PROBLEM STATEMENT
Write out the lines from the line containing "What does this" through the final line of the listing below, exactly, omitting every other line.

Extracted records:

# # # # #

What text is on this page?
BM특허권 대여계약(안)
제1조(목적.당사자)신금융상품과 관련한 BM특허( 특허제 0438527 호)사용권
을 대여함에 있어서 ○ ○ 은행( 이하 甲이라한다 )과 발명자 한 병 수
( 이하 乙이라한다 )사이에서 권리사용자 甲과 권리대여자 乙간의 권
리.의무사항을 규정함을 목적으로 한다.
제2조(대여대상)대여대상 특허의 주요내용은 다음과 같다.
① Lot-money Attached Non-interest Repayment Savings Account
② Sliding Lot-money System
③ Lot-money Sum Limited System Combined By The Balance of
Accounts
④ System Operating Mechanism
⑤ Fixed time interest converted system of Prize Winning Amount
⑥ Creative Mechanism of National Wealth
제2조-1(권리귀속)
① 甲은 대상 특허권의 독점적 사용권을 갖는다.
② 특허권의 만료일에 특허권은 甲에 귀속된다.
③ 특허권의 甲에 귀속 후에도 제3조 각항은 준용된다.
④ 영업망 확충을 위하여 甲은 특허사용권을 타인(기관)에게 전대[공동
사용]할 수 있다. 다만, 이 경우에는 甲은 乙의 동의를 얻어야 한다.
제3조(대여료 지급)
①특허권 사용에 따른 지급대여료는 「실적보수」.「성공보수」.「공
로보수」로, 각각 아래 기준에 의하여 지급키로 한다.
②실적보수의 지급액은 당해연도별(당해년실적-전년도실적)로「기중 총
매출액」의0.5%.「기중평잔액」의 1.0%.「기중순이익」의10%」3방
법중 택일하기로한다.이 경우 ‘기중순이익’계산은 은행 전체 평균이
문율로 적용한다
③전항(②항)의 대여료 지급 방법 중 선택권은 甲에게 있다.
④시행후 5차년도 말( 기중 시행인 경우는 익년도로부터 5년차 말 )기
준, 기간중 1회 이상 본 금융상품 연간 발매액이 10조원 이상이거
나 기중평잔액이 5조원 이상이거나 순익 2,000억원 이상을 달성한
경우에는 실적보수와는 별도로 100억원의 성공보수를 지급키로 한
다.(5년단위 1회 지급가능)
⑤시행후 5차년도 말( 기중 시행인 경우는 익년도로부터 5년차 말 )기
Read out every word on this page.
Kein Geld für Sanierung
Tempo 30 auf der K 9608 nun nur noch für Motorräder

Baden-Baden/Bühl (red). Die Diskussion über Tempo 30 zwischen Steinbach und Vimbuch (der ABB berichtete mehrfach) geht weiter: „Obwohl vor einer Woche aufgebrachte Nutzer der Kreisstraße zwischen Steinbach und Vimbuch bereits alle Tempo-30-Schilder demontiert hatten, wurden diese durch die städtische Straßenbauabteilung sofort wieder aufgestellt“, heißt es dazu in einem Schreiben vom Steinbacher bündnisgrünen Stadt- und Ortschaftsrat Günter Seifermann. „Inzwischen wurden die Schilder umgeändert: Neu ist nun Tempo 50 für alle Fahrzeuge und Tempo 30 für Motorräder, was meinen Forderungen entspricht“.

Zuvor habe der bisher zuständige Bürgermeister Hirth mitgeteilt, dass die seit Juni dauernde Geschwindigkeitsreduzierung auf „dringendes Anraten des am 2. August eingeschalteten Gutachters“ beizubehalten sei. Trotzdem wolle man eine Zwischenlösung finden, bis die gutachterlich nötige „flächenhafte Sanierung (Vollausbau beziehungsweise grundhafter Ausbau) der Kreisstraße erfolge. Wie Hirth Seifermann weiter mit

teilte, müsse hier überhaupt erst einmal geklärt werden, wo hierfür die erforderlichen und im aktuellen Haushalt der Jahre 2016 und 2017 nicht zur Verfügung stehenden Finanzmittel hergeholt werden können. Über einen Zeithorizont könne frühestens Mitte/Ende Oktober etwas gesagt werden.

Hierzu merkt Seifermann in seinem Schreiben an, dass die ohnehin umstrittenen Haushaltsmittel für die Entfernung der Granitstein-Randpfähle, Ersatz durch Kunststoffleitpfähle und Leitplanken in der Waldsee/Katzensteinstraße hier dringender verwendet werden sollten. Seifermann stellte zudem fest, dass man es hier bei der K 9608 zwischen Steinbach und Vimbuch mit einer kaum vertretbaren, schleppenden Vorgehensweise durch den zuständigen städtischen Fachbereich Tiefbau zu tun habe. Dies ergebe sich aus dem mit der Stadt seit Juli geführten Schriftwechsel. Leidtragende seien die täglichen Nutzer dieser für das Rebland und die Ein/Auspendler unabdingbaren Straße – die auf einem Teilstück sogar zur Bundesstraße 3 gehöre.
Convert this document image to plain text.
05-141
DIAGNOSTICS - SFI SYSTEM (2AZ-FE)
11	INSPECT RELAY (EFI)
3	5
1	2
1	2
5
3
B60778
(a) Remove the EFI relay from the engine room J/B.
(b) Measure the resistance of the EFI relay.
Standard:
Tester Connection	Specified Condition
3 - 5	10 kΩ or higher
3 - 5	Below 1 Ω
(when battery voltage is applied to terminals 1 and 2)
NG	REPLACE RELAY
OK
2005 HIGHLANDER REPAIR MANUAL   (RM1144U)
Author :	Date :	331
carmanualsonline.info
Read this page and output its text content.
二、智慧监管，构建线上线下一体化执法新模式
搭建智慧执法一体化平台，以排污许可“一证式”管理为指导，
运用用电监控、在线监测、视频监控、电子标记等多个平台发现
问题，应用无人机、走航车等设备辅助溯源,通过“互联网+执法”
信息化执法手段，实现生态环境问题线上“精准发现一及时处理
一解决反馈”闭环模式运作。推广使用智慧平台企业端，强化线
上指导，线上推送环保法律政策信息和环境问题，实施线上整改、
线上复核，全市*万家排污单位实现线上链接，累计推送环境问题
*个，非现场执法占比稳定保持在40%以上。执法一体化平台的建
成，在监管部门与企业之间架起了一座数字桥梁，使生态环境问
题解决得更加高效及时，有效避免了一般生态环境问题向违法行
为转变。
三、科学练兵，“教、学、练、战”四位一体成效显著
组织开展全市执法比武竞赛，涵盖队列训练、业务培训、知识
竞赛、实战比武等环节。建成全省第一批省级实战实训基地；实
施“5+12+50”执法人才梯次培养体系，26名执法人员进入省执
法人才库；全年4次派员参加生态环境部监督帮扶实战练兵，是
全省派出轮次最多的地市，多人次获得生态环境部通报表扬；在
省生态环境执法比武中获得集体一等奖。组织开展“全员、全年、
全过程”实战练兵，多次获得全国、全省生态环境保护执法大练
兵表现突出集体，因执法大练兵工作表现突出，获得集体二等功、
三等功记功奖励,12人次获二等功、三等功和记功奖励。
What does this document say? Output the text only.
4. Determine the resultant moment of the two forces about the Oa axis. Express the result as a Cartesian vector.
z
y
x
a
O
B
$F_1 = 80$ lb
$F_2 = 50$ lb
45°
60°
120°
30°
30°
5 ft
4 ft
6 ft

# # # # #

ANSWER TO THE EXERCISE
What does this document say? Output the text only.
4. Determine the resultant moment of the two forces about the Oa axis. Express the result as a Cartesian vector.
z
y
x
a
O
B
$F_1 = 80$ lb
$F_2 = 50$ lb
45°
60°
120°
30°
30°
5 ft
4 ft
6 ft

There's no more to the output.